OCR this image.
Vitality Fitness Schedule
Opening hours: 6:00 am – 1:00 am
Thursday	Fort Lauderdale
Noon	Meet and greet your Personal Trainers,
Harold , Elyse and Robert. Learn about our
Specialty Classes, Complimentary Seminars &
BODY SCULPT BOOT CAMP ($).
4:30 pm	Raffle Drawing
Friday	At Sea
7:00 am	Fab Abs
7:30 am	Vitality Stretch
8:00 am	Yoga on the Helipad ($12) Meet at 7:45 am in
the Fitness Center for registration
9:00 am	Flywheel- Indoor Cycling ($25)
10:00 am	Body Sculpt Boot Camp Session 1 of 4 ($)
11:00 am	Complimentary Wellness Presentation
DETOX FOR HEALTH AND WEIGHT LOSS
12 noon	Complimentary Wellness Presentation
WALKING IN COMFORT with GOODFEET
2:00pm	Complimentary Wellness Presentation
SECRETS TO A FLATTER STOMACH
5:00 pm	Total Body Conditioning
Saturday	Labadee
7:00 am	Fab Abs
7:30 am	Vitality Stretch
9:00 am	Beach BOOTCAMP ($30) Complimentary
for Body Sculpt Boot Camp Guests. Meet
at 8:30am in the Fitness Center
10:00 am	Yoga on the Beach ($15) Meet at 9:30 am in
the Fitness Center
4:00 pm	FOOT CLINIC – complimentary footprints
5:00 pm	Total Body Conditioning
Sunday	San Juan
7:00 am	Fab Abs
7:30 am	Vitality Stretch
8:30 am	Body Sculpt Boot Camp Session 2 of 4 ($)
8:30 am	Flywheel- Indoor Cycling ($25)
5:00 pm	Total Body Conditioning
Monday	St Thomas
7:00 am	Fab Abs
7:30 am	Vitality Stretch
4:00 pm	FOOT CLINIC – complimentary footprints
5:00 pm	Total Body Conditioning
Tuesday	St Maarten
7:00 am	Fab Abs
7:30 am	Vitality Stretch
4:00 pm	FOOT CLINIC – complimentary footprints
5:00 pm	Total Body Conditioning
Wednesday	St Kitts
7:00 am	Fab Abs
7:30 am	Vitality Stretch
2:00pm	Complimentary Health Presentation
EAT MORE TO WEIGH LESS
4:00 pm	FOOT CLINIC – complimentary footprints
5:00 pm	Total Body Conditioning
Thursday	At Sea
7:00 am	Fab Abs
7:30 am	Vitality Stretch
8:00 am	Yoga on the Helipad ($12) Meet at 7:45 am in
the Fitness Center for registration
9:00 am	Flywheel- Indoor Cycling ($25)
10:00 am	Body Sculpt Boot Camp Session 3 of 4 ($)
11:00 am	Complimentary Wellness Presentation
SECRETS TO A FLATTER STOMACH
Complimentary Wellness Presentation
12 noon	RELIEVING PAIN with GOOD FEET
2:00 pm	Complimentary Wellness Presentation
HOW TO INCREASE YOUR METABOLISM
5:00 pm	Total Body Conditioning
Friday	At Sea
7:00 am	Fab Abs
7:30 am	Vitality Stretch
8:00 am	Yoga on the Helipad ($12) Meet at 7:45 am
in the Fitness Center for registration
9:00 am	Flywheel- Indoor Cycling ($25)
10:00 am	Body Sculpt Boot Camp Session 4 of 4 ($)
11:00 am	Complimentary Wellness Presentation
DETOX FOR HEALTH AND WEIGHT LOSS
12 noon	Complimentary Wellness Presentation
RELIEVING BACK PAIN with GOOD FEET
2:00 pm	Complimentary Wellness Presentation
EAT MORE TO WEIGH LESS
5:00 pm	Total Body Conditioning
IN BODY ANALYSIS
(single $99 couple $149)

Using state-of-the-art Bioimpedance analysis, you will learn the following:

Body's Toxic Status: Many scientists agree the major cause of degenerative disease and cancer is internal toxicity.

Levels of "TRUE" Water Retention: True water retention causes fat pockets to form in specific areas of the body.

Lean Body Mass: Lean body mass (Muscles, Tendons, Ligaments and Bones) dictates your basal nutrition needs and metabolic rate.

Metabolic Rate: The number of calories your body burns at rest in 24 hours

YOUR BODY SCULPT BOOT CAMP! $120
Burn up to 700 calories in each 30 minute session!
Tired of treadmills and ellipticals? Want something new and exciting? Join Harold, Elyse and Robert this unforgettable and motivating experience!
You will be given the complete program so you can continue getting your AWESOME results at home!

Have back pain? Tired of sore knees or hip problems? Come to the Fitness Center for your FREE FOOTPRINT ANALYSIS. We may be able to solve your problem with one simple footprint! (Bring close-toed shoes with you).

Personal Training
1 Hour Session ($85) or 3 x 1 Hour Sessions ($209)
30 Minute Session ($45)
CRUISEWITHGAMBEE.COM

__________

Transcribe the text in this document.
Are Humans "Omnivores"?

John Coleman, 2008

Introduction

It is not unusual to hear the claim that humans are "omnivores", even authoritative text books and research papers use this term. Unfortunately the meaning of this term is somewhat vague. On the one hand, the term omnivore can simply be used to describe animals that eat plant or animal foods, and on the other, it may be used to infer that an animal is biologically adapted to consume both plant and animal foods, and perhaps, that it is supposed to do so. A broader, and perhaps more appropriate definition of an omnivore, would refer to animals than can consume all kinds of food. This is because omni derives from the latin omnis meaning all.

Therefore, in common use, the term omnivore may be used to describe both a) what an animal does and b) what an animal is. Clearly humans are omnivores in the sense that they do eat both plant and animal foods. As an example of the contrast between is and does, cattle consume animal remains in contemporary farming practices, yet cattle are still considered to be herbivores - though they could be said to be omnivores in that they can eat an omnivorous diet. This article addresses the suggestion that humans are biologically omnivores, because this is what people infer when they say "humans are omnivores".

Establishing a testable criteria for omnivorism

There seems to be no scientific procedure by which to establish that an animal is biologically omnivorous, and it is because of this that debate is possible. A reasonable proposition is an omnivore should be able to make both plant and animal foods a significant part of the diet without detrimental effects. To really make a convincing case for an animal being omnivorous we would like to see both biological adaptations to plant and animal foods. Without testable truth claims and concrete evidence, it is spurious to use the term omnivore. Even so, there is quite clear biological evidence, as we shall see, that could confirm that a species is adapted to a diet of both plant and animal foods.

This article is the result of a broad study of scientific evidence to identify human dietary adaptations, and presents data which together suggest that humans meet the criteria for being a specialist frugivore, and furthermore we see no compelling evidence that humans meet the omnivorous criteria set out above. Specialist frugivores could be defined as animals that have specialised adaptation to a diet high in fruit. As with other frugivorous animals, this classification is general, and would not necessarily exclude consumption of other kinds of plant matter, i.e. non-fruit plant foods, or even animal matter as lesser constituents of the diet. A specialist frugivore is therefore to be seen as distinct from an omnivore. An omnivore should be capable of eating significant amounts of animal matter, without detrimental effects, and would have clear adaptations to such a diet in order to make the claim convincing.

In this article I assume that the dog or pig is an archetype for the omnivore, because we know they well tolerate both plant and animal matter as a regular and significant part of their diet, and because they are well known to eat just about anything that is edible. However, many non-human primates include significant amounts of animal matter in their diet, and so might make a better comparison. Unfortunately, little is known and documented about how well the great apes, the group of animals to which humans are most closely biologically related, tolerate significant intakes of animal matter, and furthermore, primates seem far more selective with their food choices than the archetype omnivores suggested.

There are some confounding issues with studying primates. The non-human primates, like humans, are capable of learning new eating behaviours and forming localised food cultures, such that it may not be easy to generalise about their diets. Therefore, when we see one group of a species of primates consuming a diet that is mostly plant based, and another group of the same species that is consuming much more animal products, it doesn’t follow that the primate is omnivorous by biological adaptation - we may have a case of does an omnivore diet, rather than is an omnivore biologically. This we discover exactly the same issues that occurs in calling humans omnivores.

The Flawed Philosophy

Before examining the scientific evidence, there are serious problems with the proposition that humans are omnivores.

__________

What the task asks:
How many lines in the records above hold the word "will"? Give only the number.

Task result:
2